═════ INPUT RECORDS

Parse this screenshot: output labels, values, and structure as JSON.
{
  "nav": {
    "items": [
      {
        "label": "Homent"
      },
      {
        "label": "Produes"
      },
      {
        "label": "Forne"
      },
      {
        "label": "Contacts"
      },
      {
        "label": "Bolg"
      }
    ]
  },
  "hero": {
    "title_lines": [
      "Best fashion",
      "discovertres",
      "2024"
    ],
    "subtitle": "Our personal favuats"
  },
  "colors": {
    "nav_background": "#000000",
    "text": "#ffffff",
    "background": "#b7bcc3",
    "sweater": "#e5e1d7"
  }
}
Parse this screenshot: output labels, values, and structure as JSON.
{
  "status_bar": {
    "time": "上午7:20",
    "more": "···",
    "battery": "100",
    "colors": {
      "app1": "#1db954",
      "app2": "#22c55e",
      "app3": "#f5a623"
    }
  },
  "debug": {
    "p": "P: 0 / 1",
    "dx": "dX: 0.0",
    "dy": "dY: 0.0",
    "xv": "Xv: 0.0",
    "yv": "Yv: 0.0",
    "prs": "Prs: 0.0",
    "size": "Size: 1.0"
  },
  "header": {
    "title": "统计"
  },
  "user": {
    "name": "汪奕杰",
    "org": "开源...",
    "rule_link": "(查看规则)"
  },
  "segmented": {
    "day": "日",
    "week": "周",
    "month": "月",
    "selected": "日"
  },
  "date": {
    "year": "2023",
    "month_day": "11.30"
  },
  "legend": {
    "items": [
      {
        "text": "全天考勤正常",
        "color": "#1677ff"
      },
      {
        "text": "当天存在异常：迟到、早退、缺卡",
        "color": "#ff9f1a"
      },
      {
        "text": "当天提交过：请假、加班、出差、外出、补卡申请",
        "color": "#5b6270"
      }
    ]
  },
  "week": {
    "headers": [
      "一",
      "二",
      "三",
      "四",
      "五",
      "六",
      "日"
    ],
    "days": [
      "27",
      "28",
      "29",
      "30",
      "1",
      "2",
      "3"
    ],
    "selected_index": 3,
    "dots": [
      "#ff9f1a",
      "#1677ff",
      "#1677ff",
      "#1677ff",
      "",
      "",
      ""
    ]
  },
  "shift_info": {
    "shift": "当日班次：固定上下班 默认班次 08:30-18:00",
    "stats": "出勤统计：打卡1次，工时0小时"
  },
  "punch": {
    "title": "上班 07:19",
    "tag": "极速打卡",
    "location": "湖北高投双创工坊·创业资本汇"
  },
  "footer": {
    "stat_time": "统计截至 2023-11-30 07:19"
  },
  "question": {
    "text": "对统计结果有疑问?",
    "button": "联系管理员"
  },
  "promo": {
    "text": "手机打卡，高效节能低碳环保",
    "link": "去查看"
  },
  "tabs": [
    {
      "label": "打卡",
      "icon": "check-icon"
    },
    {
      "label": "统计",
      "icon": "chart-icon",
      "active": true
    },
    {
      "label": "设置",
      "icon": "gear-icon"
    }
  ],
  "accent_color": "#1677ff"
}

══════════

▶ _PROBLEM TO SOLVE_
Going through the entries above, report how many lines include the string "text". The number alone is the answer.

▶ _RESPONSE BELOW_
6